* **Task objective**
Copy out all lines carrying the word "comment".
- - - - - - -
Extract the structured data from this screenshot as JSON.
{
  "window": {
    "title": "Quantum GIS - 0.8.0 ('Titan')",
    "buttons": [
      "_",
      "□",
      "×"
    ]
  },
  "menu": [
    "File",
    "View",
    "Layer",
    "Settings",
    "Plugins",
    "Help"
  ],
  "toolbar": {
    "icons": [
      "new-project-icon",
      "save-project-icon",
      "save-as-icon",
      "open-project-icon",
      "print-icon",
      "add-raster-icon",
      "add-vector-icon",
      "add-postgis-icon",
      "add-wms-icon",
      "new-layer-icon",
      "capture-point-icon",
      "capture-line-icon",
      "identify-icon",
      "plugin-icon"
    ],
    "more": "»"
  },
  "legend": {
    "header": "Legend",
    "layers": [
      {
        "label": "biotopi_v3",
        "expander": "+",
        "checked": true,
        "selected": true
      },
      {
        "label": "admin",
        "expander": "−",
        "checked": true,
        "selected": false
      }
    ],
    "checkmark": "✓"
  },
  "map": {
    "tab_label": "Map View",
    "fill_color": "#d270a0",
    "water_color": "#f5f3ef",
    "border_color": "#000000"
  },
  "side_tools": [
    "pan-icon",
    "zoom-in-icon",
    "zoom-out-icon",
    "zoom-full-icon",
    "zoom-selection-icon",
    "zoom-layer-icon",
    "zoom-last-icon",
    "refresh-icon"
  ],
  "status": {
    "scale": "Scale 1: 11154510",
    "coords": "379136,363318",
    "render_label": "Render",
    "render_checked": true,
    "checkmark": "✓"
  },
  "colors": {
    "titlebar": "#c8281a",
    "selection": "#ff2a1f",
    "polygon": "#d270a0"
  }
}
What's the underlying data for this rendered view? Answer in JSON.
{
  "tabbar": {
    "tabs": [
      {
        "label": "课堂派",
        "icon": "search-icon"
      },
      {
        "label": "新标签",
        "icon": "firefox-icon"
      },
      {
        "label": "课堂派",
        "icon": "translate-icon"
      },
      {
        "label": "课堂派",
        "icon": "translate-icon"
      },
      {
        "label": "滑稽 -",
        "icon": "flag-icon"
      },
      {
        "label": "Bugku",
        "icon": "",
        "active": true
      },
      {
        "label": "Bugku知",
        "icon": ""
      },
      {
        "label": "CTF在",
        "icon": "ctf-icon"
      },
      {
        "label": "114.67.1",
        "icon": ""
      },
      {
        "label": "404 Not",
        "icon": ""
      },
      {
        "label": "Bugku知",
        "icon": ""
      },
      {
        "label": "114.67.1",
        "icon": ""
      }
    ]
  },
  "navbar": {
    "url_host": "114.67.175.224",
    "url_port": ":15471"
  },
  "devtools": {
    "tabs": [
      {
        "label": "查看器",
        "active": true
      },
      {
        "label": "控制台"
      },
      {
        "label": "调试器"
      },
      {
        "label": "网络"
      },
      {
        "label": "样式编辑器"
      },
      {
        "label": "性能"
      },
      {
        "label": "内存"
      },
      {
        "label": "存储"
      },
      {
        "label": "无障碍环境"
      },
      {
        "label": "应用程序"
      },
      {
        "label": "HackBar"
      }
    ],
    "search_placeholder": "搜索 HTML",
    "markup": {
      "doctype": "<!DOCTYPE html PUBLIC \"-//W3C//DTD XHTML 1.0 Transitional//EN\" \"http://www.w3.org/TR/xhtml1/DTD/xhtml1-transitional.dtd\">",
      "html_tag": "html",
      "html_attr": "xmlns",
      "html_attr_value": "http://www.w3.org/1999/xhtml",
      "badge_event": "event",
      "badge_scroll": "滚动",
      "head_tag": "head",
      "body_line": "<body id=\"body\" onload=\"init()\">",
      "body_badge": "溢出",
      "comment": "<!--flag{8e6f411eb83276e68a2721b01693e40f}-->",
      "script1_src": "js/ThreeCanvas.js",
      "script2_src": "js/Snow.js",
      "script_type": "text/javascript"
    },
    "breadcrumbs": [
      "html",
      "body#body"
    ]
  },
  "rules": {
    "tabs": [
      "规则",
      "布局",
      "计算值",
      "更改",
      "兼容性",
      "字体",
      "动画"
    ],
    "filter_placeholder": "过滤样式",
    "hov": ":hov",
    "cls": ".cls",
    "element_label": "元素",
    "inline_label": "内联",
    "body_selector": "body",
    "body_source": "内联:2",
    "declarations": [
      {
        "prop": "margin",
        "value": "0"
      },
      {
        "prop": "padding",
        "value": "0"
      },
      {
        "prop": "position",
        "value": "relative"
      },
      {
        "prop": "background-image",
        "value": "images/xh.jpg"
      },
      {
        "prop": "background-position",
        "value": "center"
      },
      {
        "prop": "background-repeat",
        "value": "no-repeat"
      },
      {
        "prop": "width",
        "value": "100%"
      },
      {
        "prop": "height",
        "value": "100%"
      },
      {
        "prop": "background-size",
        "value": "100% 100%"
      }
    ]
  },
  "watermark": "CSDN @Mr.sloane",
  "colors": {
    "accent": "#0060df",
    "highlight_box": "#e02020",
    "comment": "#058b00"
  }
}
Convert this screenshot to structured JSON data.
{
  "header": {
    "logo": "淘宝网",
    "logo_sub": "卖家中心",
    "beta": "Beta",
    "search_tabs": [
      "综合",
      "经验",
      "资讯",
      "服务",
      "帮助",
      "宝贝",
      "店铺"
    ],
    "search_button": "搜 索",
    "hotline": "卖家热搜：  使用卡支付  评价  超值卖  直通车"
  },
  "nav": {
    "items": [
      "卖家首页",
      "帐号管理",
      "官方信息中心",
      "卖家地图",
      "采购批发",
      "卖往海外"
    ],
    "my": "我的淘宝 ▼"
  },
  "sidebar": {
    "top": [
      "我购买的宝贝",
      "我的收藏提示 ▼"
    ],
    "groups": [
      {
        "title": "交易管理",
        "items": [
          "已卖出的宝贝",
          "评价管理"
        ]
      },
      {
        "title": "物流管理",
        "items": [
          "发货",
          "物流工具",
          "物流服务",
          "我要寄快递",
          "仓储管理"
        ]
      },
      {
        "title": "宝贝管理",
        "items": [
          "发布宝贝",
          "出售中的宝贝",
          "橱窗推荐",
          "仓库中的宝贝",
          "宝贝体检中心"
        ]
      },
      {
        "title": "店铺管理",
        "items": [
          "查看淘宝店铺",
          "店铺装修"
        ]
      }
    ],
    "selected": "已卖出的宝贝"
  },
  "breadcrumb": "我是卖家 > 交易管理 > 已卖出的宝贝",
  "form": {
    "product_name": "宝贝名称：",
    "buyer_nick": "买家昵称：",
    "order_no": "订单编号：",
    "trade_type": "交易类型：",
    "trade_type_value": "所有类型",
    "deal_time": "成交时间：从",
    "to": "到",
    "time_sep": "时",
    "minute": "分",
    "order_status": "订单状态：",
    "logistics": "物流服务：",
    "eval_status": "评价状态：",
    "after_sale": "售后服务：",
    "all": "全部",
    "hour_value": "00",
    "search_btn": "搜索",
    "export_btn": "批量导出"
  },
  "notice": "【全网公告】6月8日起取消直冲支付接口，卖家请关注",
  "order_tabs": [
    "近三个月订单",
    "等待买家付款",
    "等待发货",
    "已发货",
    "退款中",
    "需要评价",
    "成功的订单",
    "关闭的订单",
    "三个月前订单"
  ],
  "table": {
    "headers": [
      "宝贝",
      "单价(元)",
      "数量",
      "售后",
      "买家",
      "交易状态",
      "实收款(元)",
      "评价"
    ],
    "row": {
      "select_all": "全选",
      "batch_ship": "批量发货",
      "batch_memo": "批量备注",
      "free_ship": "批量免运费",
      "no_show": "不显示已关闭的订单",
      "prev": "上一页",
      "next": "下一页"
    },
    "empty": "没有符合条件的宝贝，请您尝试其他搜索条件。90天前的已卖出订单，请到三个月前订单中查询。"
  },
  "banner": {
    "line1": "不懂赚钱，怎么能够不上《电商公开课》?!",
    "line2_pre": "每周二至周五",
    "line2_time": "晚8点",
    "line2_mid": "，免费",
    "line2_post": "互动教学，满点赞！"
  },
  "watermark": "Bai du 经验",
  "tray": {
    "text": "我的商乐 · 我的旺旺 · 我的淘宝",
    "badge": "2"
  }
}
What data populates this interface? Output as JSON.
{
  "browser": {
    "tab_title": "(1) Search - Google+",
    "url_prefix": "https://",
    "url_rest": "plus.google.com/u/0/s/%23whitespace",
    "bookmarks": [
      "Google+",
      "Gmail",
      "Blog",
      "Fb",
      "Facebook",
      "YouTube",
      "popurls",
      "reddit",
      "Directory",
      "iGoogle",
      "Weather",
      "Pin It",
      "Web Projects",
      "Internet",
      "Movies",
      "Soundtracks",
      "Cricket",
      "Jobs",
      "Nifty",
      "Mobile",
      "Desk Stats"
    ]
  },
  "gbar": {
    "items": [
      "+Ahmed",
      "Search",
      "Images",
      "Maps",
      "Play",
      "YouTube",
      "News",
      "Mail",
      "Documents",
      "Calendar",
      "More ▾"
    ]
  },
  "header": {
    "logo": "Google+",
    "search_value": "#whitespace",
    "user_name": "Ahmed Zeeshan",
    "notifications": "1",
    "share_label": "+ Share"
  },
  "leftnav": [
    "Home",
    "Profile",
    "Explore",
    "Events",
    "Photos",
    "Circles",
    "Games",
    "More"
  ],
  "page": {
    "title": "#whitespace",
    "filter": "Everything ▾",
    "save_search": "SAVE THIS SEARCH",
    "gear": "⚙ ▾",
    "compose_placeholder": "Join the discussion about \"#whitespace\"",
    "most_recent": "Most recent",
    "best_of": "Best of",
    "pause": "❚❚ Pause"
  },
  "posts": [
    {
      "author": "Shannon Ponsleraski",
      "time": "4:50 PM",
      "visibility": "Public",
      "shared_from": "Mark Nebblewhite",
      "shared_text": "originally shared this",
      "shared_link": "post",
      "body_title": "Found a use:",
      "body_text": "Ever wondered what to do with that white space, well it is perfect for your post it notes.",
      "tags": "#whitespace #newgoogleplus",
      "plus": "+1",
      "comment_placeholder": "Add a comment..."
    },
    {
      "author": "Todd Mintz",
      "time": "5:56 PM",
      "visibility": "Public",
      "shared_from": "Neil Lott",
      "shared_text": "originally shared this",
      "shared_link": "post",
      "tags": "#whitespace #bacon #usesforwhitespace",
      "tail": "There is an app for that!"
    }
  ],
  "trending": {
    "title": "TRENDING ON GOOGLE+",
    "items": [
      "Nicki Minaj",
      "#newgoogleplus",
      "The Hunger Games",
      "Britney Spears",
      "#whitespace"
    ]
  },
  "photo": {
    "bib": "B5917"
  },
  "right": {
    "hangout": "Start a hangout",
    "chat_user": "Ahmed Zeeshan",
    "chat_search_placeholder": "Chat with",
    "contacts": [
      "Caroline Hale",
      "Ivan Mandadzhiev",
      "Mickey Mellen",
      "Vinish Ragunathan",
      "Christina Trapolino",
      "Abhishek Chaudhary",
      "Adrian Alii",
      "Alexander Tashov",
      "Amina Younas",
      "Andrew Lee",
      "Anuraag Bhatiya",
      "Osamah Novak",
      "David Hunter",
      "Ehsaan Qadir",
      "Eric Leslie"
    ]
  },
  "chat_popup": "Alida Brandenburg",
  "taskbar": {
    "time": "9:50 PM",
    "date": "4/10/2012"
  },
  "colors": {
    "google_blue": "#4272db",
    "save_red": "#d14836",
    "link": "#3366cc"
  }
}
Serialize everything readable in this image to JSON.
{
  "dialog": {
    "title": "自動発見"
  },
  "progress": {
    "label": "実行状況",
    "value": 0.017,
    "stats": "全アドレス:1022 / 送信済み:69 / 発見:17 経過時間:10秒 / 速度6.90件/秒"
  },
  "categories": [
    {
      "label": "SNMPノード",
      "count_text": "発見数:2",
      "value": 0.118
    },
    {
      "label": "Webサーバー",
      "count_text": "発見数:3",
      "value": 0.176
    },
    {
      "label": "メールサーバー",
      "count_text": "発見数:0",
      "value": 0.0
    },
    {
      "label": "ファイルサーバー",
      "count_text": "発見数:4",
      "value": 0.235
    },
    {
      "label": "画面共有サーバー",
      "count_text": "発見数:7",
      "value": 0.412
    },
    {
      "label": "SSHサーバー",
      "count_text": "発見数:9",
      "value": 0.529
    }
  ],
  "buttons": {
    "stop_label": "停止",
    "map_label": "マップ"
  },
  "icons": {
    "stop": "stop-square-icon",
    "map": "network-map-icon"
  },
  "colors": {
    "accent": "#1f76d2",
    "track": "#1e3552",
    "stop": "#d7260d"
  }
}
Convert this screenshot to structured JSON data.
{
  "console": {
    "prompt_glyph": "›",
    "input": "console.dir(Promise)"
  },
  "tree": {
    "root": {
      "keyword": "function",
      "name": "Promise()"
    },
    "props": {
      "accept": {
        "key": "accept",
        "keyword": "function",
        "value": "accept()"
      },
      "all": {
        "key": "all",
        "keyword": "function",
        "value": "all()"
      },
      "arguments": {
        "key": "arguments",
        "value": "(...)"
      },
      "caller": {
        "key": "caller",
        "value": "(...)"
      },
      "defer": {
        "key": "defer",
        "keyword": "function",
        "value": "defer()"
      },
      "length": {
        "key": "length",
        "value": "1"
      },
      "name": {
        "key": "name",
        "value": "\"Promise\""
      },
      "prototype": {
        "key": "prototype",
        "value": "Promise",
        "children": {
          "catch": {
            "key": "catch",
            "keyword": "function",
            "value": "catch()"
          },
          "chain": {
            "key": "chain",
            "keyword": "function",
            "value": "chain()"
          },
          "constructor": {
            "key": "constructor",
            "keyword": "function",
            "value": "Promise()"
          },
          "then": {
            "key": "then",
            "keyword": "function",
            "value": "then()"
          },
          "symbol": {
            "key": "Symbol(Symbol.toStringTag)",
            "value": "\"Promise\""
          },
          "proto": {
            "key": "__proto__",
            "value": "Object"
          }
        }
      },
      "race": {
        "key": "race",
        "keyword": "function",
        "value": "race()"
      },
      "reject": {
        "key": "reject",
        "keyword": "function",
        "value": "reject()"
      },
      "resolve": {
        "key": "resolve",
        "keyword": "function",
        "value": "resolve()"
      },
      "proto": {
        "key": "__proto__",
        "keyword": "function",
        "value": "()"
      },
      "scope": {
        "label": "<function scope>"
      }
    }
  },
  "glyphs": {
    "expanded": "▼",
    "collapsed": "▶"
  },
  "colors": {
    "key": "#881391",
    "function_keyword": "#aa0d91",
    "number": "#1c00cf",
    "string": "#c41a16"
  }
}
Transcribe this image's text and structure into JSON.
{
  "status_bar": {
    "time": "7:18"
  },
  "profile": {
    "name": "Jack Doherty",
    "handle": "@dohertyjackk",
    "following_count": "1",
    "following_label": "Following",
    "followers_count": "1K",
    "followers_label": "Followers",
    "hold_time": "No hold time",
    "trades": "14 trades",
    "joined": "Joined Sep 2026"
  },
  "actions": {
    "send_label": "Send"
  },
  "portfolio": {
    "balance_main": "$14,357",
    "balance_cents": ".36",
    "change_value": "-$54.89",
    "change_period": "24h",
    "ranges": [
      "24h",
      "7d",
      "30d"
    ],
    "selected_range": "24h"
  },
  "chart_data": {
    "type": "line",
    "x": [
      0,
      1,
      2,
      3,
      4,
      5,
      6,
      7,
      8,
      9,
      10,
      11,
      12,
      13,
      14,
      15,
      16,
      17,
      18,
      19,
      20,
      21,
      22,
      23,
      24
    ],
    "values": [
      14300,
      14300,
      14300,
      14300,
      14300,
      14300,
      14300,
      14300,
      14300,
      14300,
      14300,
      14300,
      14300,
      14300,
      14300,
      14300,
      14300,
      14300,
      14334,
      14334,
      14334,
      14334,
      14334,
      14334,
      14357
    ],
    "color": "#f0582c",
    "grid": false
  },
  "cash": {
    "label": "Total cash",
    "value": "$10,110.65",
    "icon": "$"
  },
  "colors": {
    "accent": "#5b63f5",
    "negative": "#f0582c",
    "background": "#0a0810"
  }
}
- - - - - - -
* **Task result**
      "comment": "<!--flag{8e6f411eb83276e68a2721b01693e40f}-->",
    "comment": "#058b00"
      "comment_placeholder": "Add a comment..."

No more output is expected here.